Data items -
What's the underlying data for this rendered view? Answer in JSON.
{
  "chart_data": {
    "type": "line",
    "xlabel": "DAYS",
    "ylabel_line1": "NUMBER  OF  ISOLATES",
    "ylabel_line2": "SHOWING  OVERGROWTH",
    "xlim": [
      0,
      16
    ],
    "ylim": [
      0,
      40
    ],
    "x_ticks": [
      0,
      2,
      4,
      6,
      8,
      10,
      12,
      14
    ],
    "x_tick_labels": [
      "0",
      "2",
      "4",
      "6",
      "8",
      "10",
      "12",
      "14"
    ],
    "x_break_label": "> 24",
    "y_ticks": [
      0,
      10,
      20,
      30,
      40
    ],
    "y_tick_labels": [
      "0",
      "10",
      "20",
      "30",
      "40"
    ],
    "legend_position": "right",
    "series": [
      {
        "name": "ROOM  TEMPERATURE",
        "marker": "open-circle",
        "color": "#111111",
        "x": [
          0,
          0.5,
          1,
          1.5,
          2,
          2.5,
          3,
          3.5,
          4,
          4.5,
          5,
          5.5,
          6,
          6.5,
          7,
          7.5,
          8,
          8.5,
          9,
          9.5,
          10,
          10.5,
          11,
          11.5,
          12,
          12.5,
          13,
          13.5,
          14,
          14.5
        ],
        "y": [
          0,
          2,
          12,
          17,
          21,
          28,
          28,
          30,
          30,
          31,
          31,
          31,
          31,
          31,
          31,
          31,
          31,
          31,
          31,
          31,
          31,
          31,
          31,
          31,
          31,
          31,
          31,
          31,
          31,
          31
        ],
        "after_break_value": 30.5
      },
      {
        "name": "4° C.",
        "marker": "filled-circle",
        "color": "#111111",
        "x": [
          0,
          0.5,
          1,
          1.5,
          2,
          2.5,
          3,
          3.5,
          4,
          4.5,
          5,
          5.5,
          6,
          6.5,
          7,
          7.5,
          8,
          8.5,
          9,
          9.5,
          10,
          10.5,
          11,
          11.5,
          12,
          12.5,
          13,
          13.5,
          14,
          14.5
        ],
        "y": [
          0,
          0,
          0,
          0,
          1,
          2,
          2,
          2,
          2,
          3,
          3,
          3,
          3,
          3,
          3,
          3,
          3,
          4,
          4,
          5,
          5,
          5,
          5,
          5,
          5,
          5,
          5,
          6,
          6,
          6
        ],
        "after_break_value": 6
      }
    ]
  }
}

Set problem - Go through the data and return every record exactly.

Exercise output -
What's the underlying data for this rendered view? Answer in JSON.
{
  "chart_data": {
    "type": "line",
    "xlabel": "DAYS",
    "ylabel_line1": "NUMBER  OF  ISOLATES",
    "ylabel_line2": "SHOWING  OVERGROWTH",
    "xlim": [
      0,
      16
    ],
    "ylim": [
      0,
      40
    ],
    "x_ticks": [
      0,
      2,
      4,
      6,
      8,
      10,
      12,
      14
    ],
    "x_tick_labels": [
      "0",
      "2",
      "4",
      "6",
      "8",
      "10",
      "12",
      "14"
    ],
    "x_break_label": "> 24",
    "y_ticks": [
      0,
      10,
      20,
      30,
      40
    ],
    "y_tick_labels": [
      "0",
      "10",
      "20",
      "30",
      "40"
    ],
    "legend_position": "right",
    "series": [
      {
        "name": "ROOM  TEMPERATURE",
        "marker": "open-circle",
        "color": "#111111",
        "x": [
          0,
          0.5,
          1,
          1.5,
          2,
          2.5,
          3,
          3.5,
          4,
          4.5,
          5,
          5.5,
          6,
          6.5,
          7,
          7.5,
          8,
          8.5,
          9,
          9.5,
          10,
          10.5,
          11,
          11.5,
          12,
          12.5,
          13,
          13.5,
          14,
          14.5
        ],
        "y": [
          0,
          2,
          12,
          17,
          21,
          28,
          28,
          30,
          30,
          31,
          31,
          31,
          31,
          31,
          31,
          31,
          31,
          31,
          31,
          31,
          31,
          31,
          31,
          31,
          31,
          31,
          31,
          31,
          31,
          31
        ],
        "after_break_value": 30.5
      },
      {
        "name": "4° C.",
        "marker": "filled-circle",
        "color": "#111111",
        "x": [
          0,
          0.5,
          1,
          1.5,
          2,
          2.5,
          3,
          3.5,
          4,
          4.5,
          5,
          5.5,
          6,
          6.5,
          7,
          7.5,
          8,
          8.5,
          9,
          9.5,
          10,
          10.5,
          11,
          11.5,
          12,
          12.5,
          13,
          13.5,
          14,
          14.5
        ],
        "y": [
          0,
          0,
          0,
          0,
          1,
          2,
          2,
          2,
          2,
          3,
          3,
          3,
          3,
          3,
          3,
          3,
          3,
          4,
          4,
          5,
          5,
          5,
          5,
          5,
          5,
          5,
          5,
          6,
          6,
          6
        ],
        "after_break_value": 6
      }
    ]
  }
}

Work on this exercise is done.